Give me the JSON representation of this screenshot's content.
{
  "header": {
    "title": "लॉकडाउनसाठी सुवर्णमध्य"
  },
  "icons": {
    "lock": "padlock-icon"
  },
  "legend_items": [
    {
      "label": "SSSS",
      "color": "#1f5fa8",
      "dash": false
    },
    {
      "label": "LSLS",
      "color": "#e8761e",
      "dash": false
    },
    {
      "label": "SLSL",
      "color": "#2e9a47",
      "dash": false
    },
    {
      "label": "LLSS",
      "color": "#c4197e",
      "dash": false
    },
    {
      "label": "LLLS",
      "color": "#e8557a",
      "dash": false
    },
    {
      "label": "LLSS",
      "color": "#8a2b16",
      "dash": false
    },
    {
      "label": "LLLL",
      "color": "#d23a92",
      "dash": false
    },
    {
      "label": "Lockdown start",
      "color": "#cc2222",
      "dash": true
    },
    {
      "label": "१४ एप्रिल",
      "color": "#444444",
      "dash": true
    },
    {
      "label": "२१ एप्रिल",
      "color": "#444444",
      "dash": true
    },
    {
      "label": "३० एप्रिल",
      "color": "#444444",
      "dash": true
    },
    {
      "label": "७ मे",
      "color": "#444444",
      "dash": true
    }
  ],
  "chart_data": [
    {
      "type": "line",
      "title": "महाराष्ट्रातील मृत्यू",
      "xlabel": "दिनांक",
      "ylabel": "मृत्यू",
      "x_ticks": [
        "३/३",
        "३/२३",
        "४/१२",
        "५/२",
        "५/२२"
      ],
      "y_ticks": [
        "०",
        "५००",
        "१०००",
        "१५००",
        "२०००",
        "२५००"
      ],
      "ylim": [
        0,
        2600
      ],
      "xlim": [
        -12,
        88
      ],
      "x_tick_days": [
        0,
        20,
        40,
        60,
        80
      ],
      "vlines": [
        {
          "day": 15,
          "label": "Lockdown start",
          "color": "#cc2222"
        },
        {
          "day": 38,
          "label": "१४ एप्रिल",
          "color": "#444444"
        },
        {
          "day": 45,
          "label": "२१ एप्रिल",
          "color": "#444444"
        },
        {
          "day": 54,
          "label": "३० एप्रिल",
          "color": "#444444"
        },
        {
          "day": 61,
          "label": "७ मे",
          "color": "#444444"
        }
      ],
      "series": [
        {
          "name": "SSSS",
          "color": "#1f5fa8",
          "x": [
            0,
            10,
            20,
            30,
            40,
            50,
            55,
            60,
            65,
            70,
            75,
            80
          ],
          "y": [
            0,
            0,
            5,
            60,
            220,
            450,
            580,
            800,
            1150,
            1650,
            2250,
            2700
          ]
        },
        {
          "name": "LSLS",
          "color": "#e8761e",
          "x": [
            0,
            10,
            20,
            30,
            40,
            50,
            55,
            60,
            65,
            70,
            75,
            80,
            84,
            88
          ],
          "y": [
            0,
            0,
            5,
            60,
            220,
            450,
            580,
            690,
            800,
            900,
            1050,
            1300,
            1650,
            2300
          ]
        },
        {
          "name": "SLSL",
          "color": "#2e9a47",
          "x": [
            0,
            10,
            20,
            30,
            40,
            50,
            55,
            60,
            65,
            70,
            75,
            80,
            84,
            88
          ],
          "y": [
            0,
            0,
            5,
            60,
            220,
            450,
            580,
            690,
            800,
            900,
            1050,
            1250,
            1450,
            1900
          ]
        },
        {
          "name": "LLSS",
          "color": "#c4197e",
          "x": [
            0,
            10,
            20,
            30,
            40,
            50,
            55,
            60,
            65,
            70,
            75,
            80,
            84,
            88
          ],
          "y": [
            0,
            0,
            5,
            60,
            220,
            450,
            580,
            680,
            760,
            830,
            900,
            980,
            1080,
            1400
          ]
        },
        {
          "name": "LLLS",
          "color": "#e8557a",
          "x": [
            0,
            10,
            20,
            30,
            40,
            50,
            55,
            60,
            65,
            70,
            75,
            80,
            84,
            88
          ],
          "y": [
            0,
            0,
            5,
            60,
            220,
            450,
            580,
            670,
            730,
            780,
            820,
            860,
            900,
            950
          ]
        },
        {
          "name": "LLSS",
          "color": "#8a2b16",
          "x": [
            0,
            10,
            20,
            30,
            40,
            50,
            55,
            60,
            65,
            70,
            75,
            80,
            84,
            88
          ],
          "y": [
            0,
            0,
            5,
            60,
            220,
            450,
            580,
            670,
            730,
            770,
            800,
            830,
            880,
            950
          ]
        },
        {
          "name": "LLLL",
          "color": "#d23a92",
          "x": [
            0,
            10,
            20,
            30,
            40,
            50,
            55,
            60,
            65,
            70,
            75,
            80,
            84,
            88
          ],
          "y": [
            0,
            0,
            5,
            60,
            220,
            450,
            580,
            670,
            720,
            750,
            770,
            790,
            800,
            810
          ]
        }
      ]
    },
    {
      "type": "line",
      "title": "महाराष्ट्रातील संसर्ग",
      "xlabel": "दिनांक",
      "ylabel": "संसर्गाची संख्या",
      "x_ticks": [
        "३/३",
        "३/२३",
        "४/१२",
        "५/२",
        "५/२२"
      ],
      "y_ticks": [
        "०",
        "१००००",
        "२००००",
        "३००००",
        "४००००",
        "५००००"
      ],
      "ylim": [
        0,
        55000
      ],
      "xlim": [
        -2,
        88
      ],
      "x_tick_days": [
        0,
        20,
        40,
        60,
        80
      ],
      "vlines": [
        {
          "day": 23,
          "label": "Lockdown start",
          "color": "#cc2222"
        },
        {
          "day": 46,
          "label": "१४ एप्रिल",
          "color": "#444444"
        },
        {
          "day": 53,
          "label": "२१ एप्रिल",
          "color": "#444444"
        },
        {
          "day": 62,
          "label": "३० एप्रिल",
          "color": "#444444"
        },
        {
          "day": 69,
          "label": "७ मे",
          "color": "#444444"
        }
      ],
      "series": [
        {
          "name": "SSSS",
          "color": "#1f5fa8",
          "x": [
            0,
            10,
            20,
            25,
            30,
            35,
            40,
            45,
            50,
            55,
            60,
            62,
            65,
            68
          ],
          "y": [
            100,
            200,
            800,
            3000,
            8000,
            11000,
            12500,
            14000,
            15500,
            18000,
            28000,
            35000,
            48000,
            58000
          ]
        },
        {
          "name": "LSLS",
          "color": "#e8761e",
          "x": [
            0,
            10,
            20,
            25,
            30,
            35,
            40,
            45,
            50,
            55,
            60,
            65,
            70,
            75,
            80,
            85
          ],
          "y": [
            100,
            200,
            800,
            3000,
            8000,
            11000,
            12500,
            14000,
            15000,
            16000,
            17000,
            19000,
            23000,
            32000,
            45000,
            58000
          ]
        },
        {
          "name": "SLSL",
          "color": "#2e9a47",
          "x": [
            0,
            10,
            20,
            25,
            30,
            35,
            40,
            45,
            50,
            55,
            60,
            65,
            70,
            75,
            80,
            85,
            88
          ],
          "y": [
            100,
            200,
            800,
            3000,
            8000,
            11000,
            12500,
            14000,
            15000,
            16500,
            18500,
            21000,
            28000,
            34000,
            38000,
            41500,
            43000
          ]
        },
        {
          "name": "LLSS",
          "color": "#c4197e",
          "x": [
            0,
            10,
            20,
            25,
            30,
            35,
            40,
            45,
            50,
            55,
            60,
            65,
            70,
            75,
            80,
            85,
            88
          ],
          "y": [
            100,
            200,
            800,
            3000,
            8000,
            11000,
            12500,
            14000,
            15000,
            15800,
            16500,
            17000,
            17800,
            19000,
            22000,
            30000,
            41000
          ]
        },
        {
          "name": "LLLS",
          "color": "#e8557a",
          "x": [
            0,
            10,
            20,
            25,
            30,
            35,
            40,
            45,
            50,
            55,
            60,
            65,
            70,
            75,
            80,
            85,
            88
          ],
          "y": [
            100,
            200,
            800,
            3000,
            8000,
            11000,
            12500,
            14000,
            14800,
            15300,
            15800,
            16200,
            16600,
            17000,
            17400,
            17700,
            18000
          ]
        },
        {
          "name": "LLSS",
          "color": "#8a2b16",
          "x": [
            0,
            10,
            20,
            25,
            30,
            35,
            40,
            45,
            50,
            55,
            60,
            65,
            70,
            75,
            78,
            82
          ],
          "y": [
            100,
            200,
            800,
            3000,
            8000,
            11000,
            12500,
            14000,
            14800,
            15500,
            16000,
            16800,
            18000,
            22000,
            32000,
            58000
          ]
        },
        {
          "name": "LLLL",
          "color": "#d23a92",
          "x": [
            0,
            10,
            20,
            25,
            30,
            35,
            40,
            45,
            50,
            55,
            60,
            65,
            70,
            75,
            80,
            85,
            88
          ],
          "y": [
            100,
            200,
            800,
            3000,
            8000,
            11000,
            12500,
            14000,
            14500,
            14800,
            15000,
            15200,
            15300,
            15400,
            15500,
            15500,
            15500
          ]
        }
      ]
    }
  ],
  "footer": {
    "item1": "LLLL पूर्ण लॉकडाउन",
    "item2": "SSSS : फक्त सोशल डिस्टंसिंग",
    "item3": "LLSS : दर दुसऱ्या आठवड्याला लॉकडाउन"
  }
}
________________
**To be done**: Copy out every line of the listing that contains the string "title".

**Result below**:
    "title": "लॉकडाउनसाठी सुवर्णमध्य"
      "title": "महाराष्ट्रातील मृत्यू",
      "title": "महाराष्ट्रातील संसर्ग",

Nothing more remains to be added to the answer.